**Gegeven tekst**
::::::

Uit het onderzoeksrapport komt naar voren dat [uitzendbureau A] vanaf 2001 werkzaamheden verrichtte voor tomatenkwekerij [inlener] in [plaats]. Vervolgens is [uitzendbureau B] als aparte rechtspersoon in het leven geroepen ten einde onderscheid te maken tussen het personeel dat werd uitgeleend aan [inlener] en personeel dat werd uitgeleend aan andere inleners. [Uitzendbureau B] was hoofdzakelijk actief bij [inlener], waarbij de werkzaamheden bestonden uit draaien, zakken, bladsnijden en bladbreken in de tomatenteelt. [Uitzendbureau A] was onder meer actief als uitlener van personeel in de chrysantenteelt.
De SIOD heeft in zijn onderzoeksrapport geconcludeerd, dat afgezien van een paar Poolse vrouwen, die in 2004 en 2005 schoonmaakwerkzaamheden verrichtten, in de periode van 1 januari 2003 tot en met 30 mei 2006 geen vrouwen in dienst van [uitzendbureau B] werkzaamheden hebben verricht bij [inlener].

::::::

**Materiaal**
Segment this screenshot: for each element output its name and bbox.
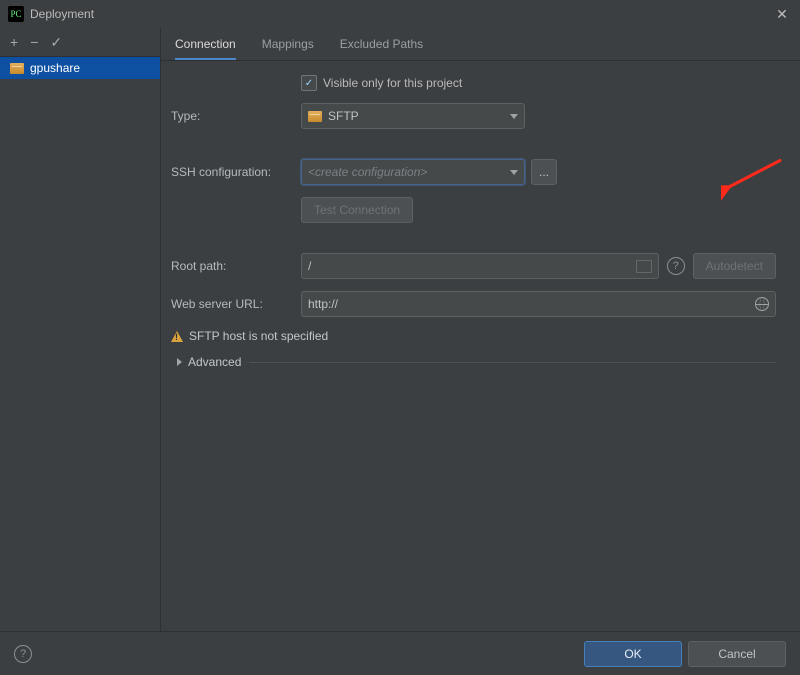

::::::

**Korte opdracht 1**
Beantwoord op basis van de tekst over de uitzendbureaus:
(a) Vanaf welk jaar werkte [uitzendbureau A] voor [inlener]?
(b) Uit welke werkzaamheden in de tomatenteelt bestond het werk van [uitzendbureau B] bij [inlener]?
(c) Wat voor werk deden de Poolse vrouwen in 2004 en 2005?
**Korte opdracht 2**
Breid de tekst over de uitzendbureaus uit met een vervolg dat na de laatste zin begint.
De data zijn apart materiaal en horen niet bij de tekst.

**Antwoord 1**
(a) Vanaf 2001.
(b) Draaien, zakken, bladsnijden en bladbreken.
(c) Schoonmaakwerkzaamheden.

**Antwoord 2**
Deze conclusie strookte niet met de bij verweerder bekende jaarloonopgaven van [uitzendbureau B] over de jaren 2003 tot en met 2005, waarbij in die periode in totaal 70 vrouwen als werknemer zijn verantwoord. Op grond hiervan ontstond bij de SIOD het vermoeden dat er bij [uitzendbureau B] sprake was van gefingeerde dienstverbanden. De SIOD heeft van dat vermoeden melding gemaakt bij verweerder. Laatstgenoemde heeft naar aanleiding hiervan een zelfstandig onderzoek ingesteld.
Eiseres is op 27 januari 2003 in dienst getreden van [uitzendbureau A]. Op 9 juni 2003 is zij met [uitzendbureau A] een arbeidsovereenkomst aangegaan voor de periode van 16 juni 2003 tot en met 15 december 2003. Door [uitzendbureau A] was zij tewerk gesteld bij verschillende inleners in de chrysantenteelt. Eiseres is met ingang van 1 september 2003 ziek gemeld vanuit een dienstverband met [uitzendbureau B], dat op 28 juli 2003 zou zijn aangevangen.
Eiseres erkent dat zij in de periode van 28 juli 2003 tot 1 september 2003 niet voor [uitzendbureau B] heeft gewerkt. Op 1 september 2003 heeft zij zich vanwege haar zwangerschap ziek gemeld. Tot aan die datum is zij via [uitzendbureau A] in de chrysanten blijven werken.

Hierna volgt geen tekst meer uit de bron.